Problem details:
Copy each line of the records that holds the string "title".

Records to process:
╭──

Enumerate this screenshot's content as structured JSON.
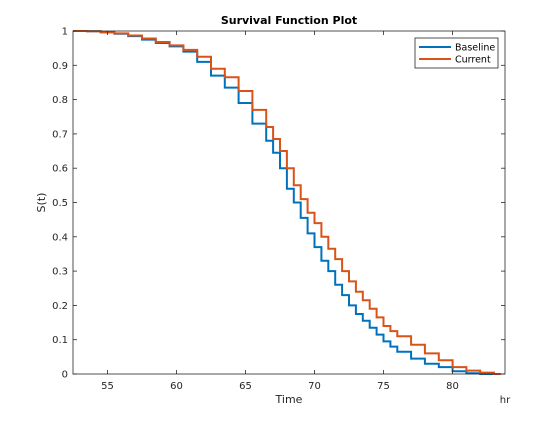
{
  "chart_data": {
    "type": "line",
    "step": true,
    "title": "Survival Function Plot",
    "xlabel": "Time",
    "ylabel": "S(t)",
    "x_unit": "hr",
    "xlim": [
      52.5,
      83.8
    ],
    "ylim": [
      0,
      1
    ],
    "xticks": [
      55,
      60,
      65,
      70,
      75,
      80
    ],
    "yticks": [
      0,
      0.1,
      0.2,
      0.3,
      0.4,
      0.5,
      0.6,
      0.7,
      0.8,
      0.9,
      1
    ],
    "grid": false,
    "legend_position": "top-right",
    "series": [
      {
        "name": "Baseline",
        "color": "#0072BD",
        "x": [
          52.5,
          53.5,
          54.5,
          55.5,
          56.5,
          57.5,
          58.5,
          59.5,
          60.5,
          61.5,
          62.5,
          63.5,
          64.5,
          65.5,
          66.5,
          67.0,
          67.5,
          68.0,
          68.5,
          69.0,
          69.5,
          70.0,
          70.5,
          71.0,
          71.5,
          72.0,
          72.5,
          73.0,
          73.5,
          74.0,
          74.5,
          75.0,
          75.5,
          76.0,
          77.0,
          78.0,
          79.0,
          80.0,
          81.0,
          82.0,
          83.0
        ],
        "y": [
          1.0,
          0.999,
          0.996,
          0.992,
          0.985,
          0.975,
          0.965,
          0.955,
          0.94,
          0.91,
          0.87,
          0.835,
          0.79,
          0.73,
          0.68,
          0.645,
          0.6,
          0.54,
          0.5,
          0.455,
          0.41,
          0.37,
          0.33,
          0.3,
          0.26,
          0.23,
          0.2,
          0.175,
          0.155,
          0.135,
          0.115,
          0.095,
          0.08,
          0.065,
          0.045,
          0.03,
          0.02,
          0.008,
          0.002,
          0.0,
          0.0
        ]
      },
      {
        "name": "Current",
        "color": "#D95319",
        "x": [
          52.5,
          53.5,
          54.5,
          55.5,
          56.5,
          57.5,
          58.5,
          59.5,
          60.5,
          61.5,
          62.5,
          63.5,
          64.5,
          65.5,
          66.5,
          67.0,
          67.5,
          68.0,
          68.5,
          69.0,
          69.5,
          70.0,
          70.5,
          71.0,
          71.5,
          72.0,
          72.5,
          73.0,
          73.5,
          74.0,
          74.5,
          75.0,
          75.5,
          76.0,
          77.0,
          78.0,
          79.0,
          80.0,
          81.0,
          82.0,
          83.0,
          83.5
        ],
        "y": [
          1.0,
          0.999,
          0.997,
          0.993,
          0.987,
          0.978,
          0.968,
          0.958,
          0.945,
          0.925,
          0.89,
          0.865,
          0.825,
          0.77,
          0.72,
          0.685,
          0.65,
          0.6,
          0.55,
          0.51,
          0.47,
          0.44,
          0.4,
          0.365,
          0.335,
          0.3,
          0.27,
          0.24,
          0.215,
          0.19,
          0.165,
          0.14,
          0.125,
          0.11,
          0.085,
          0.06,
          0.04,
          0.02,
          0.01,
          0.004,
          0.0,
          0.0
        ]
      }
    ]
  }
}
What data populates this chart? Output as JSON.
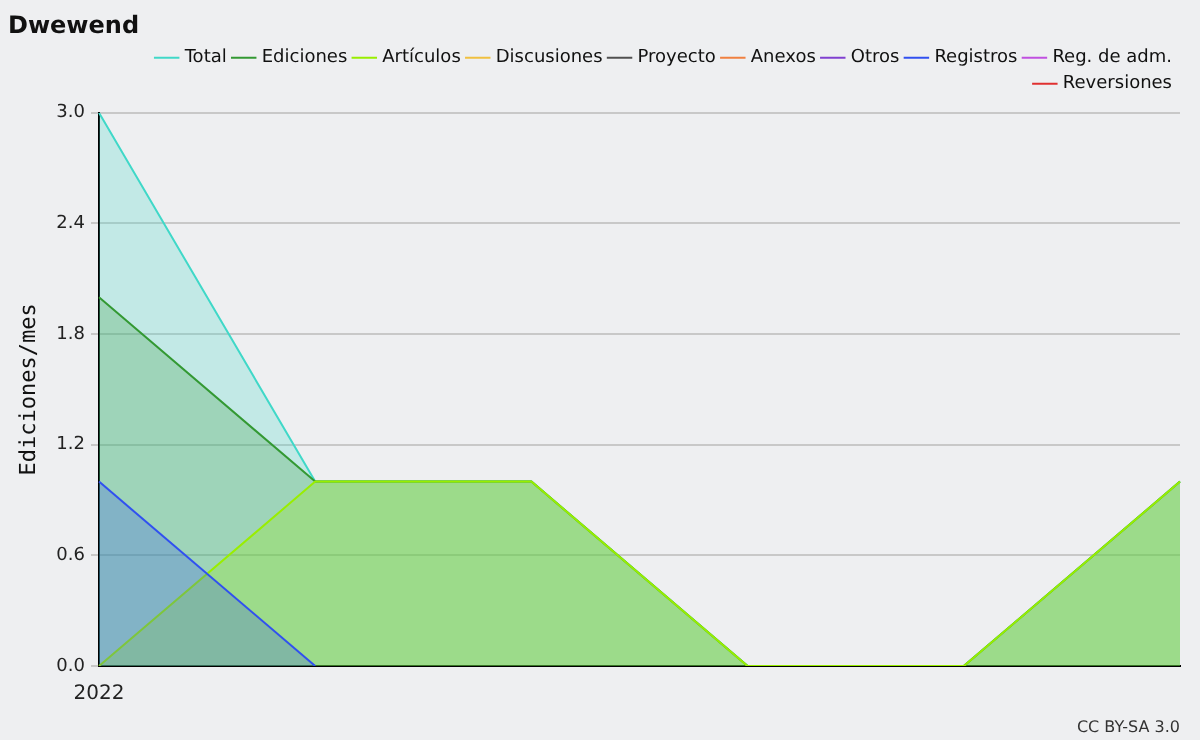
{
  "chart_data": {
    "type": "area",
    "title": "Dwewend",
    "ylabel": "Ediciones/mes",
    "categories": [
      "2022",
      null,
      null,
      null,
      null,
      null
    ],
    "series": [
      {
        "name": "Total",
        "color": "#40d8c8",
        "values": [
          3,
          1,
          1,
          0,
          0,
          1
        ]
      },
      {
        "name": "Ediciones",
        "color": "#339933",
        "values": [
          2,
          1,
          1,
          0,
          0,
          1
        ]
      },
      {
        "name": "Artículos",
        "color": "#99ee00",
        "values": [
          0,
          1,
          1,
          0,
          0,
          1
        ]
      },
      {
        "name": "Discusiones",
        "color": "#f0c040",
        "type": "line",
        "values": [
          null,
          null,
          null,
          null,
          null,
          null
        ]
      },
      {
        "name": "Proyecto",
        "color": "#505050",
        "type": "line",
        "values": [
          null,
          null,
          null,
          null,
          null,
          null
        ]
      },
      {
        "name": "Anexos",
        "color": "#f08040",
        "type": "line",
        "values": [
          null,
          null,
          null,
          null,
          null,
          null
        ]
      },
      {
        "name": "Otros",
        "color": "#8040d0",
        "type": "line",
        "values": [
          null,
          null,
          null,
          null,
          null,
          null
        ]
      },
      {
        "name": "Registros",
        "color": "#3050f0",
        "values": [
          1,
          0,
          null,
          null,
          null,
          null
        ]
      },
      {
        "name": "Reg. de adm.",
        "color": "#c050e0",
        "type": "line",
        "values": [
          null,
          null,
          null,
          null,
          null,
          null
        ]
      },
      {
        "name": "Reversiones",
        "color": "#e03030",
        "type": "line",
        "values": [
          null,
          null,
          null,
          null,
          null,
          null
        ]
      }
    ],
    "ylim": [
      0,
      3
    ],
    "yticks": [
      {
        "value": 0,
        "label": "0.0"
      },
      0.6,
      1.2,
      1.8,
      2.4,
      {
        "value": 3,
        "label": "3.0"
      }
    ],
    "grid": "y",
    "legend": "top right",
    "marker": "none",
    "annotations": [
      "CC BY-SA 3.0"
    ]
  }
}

╰──
╭──

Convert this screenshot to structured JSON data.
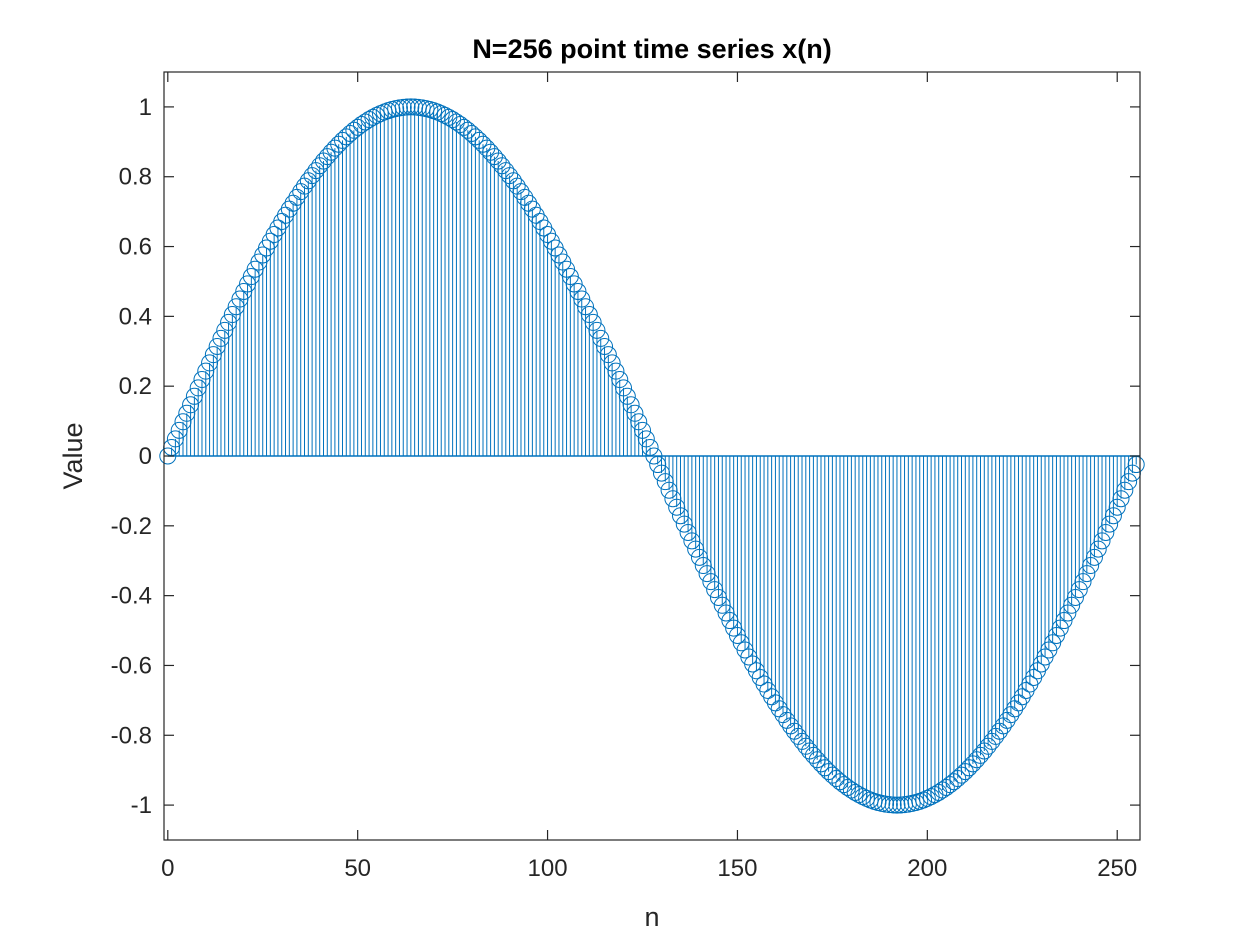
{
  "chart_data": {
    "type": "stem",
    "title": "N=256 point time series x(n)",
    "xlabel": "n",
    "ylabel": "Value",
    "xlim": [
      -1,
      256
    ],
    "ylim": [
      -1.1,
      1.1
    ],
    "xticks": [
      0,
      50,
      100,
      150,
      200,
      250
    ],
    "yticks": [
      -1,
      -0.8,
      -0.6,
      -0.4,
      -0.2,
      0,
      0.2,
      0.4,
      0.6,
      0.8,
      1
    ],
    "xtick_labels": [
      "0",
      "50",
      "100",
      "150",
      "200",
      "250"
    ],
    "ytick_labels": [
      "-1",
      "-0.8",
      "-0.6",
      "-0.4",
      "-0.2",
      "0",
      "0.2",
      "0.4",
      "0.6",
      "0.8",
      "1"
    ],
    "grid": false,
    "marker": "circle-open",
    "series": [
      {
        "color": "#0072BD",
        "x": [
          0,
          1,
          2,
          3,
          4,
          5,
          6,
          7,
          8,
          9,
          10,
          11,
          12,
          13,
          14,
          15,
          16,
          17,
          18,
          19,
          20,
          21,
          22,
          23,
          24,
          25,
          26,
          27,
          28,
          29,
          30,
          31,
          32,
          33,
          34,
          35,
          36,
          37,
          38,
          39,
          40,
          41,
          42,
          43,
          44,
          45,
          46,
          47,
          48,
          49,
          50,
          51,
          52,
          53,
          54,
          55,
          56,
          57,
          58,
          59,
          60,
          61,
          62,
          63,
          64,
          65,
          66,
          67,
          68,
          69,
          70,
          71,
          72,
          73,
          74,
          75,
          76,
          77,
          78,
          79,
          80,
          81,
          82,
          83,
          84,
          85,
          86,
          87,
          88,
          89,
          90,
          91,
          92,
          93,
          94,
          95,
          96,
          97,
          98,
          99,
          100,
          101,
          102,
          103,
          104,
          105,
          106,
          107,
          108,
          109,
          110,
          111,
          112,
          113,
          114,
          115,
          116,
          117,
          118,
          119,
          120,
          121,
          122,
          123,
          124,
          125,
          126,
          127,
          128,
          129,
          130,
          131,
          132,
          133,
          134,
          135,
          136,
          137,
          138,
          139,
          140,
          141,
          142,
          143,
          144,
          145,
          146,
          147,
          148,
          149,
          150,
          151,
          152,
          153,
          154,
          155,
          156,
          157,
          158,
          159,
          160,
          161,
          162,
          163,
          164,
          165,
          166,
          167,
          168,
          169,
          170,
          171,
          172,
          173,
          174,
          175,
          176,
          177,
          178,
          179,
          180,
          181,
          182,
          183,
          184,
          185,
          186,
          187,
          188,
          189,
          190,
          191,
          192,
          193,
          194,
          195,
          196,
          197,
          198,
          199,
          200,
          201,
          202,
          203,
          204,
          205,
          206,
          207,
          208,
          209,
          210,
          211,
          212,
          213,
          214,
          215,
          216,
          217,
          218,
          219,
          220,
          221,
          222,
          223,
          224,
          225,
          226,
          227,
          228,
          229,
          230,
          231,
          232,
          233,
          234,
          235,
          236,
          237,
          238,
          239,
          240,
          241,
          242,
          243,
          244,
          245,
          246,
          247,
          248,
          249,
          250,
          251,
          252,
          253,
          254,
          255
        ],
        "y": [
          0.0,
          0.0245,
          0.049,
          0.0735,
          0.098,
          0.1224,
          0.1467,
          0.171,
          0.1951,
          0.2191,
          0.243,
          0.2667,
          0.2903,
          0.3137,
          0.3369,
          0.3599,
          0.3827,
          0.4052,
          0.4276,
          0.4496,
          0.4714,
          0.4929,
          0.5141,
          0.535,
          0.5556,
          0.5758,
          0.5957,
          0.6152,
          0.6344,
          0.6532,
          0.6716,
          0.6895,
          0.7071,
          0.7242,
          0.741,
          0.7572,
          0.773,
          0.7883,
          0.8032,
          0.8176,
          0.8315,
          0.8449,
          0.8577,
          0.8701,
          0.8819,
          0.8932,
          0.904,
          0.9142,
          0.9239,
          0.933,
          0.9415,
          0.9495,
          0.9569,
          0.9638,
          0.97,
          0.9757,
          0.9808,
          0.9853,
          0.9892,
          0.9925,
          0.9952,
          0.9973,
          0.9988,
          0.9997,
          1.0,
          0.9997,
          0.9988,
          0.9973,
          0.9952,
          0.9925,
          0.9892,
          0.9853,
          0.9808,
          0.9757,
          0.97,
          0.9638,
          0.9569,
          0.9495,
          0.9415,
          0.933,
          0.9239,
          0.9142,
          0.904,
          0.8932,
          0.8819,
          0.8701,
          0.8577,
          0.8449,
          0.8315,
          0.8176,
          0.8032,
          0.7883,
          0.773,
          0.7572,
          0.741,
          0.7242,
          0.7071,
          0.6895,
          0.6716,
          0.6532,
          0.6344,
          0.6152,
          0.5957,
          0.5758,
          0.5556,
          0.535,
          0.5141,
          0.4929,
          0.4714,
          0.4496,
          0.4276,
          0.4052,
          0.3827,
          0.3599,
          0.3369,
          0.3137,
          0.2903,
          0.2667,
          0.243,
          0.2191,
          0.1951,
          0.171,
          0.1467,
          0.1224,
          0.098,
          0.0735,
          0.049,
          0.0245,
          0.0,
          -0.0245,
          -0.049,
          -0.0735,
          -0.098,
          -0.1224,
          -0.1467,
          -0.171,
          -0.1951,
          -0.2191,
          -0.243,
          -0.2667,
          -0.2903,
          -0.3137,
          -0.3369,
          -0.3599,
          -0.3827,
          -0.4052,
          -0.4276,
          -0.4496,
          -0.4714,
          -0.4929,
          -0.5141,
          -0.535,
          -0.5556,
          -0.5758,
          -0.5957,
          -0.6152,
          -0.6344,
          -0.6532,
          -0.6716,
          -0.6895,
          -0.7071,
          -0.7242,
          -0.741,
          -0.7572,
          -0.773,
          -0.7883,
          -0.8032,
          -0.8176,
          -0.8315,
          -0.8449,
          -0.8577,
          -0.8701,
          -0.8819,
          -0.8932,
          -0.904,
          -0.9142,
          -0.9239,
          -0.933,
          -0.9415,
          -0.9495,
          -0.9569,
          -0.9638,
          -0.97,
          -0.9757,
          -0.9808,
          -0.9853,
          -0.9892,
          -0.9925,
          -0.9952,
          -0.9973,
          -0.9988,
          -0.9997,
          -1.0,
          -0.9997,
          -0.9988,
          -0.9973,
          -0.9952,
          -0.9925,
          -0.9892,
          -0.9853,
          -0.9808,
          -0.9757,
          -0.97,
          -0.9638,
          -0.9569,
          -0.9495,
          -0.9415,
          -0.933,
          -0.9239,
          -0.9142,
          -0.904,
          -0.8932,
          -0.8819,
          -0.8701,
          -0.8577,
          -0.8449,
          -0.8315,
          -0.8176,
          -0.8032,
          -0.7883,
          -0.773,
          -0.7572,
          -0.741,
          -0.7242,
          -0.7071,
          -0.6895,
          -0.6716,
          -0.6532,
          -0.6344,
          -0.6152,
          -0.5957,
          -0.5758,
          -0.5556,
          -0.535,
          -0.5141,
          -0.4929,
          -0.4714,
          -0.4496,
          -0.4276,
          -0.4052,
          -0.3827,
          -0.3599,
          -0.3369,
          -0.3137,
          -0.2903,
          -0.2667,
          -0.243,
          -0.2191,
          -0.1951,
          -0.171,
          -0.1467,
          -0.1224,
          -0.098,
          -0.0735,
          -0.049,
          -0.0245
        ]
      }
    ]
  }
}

╰──
╭──

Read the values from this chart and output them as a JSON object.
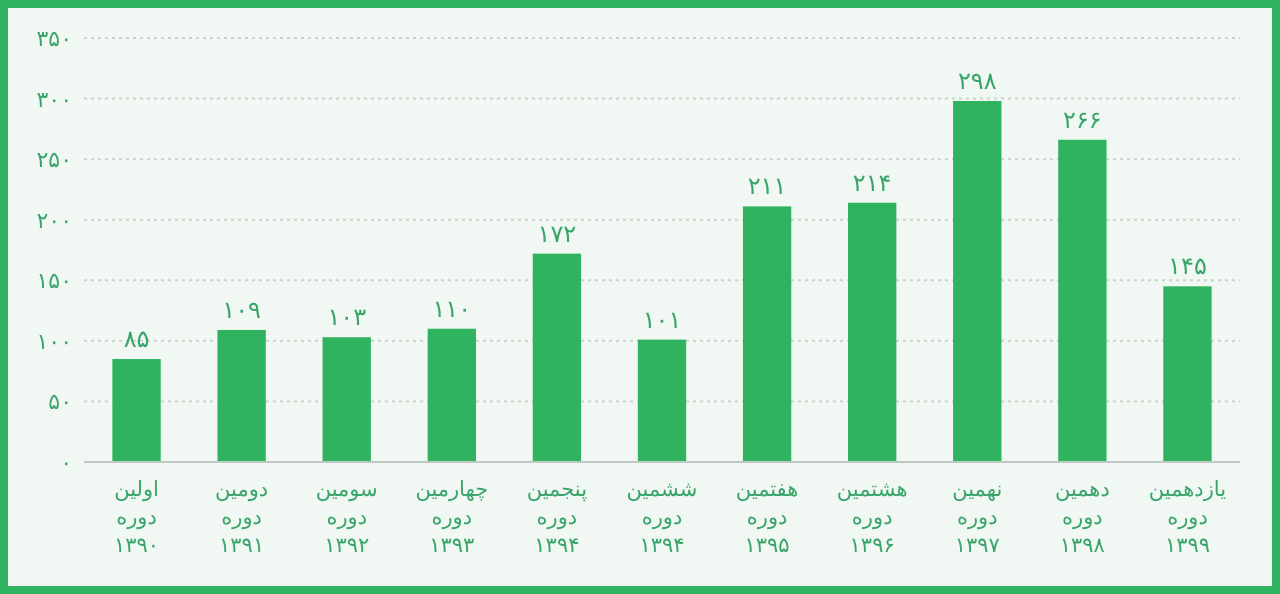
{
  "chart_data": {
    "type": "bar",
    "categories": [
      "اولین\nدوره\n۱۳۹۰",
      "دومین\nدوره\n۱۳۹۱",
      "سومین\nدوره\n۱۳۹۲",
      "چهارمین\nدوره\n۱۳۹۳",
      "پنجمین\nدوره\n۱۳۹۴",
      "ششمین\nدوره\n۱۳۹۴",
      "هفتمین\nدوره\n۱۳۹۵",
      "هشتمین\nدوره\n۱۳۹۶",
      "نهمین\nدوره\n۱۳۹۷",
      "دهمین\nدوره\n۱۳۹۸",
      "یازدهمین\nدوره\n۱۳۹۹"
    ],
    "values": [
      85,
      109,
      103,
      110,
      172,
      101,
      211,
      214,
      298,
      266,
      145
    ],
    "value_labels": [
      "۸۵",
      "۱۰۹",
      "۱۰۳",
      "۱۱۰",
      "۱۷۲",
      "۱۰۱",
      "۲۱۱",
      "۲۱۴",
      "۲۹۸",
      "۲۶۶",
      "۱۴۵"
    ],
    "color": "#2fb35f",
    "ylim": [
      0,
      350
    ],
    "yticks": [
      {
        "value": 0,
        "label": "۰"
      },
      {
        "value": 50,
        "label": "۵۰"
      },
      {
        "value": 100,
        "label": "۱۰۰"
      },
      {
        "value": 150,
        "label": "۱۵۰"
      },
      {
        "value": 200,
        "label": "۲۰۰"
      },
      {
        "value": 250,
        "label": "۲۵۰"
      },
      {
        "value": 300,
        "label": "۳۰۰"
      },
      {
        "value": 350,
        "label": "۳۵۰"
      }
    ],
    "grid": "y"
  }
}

╰──

Answer to this task:
    "title": "Survival Function Plot",
    "title": "Dwewend",
    "title": "N=256 point time series x(n)",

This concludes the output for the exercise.